_ENTRIES PROVIDED_:
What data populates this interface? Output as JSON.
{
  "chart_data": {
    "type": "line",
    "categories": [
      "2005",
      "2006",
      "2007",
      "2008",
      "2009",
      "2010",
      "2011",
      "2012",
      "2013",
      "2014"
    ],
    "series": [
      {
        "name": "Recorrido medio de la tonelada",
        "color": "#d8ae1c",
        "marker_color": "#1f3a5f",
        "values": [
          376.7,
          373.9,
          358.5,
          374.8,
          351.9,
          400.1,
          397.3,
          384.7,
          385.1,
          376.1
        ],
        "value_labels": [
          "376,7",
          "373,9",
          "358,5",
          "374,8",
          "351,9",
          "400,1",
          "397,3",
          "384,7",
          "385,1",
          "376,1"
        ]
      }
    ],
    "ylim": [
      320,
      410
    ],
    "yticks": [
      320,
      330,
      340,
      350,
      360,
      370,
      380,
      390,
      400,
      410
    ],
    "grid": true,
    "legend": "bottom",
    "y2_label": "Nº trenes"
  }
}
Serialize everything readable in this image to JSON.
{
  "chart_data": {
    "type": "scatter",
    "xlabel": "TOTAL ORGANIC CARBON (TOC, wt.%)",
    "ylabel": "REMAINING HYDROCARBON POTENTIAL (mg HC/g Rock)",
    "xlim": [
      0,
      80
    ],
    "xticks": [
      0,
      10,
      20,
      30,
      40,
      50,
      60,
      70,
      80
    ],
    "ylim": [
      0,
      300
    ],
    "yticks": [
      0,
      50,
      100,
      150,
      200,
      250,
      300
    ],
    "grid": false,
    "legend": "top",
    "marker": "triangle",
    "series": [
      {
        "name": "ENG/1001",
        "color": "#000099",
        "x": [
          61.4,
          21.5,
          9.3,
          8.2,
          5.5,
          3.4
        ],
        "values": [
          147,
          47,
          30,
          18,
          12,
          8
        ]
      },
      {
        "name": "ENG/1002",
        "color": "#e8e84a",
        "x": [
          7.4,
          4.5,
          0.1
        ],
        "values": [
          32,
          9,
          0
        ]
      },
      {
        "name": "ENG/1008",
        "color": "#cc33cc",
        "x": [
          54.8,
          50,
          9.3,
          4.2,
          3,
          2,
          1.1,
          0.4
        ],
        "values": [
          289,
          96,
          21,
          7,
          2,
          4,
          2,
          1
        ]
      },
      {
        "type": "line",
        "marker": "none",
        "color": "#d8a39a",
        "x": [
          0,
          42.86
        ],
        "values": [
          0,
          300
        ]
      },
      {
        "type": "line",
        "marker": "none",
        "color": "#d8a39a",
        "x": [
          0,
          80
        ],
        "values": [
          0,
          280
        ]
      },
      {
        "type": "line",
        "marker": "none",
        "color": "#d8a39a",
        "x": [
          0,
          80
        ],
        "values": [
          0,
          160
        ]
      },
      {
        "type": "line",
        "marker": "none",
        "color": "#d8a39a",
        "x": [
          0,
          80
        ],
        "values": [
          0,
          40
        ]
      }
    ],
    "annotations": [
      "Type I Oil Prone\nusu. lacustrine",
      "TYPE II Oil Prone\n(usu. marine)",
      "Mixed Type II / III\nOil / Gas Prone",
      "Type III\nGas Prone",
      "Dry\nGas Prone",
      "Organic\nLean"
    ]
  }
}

_WHAT YOU ARE ASKED TO DO_: From the first line to the last, retype the data exactly.

_RESULT FOR THIS EXERCISE_:
What data populates this interface? Output as JSON.
{
  "chart_data": {
    "type": "line",
    "categories": [
      "2005",
      "2006",
      "2007",
      "2008",
      "2009",
      "2010",
      "2011",
      "2012",
      "2013",
      "2014"
    ],
    "series": [
      {
        "name": "Recorrido medio de la tonelada",
        "color": "#d8ae1c",
        "marker_color": "#1f3a5f",
        "values": [
          376.7,
          373.9,
          358.5,
          374.8,
          351.9,
          400.1,
          397.3,
          384.7,
          385.1,
          376.1
        ],
        "value_labels": [
          "376,7",
          "373,9",
          "358,5",
          "374,8",
          "351,9",
          "400,1",
          "397,3",
          "384,7",
          "385,1",
          "376,1"
        ]
      }
    ],
    "ylim": [
      320,
      410
    ],
    "yticks": [
      320,
      330,
      340,
      350,
      360,
      370,
      380,
      390,
      400,
      410
    ],
    "grid": true,
    "legend": "bottom",
    "y2_label": "Nº trenes"
  }
}
Serialize everything readable in this image to JSON.
{
  "chart_data": {
    "type": "scatter",
    "xlabel": "TOTAL ORGANIC CARBON (TOC, wt.%)",
    "ylabel": "REMAINING HYDROCARBON POTENTIAL (mg HC/g Rock)",
    "xlim": [
      0,
      80
    ],
    "xticks": [
      0,
      10,
      20,
      30,
      40,
      50,
      60,
      70,
      80
    ],
    "ylim": [
      0,
      300
    ],
    "yticks": [
      0,
      50,
      100,
      150,
      200,
      250,
      300
    ],
    "grid": false,
    "legend": "top",
    "marker": "triangle",
    "series": [
      {
        "name": "ENG/1001",
        "color": "#000099",
        "x": [
          61.4,
          21.5,
          9.3,
          8.2,
          5.5,
          3.4
        ],
        "values": [
          147,
          47,
          30,
          18,
          12,
          8
        ]
      },
      {
        "name": "ENG/1002",
        "color": "#e8e84a",
        "x": [
          7.4,
          4.5,
          0.1
        ],
        "values": [
          32,
          9,
          0
        ]
      },
      {
        "name": "ENG/1008",
        "color": "#cc33cc",
        "x": [
          54.8,
          50,
          9.3,
          4.2,
          3,
          2,
          1.1,
          0.4
        ],
        "values": [
          289,
          96,
          21,
          7,
          2,
          4,
          2,
          1
        ]
      },
      {
        "type": "line",
        "marker": "none",
        "color": "#d8a39a",
        "x": [
          0,
          42.86
        ],
        "values": [
          0,
          300
        ]
      },
      {
        "type": "line",
        "marker": "none",
        "color": "#d8a39a",
        "x": [
          0,
          80
        ],
        "values": [
          0,
          280
        ]
      },
      {
        "type": "line",
        "marker": "none",
        "color": "#d8a39a",
        "x": [
          0,
          80
        ],
        "values": [
          0,
          160
        ]
      },
      {
        "type": "line",
        "marker": "none",
        "color": "#d8a39a",
        "x": [
          0,
          80
        ],
        "values": [
          0,
          40
        ]
      }
    ],
    "annotations": [
      "Type I Oil Prone\nusu. lacustrine",
      "TYPE II Oil Prone\n(usu. marine)",
      "Mixed Type II / III\nOil / Gas Prone",
      "Type III\nGas Prone",
      "Dry\nGas Prone",
      "Organic\nLean"
    ]
  }
}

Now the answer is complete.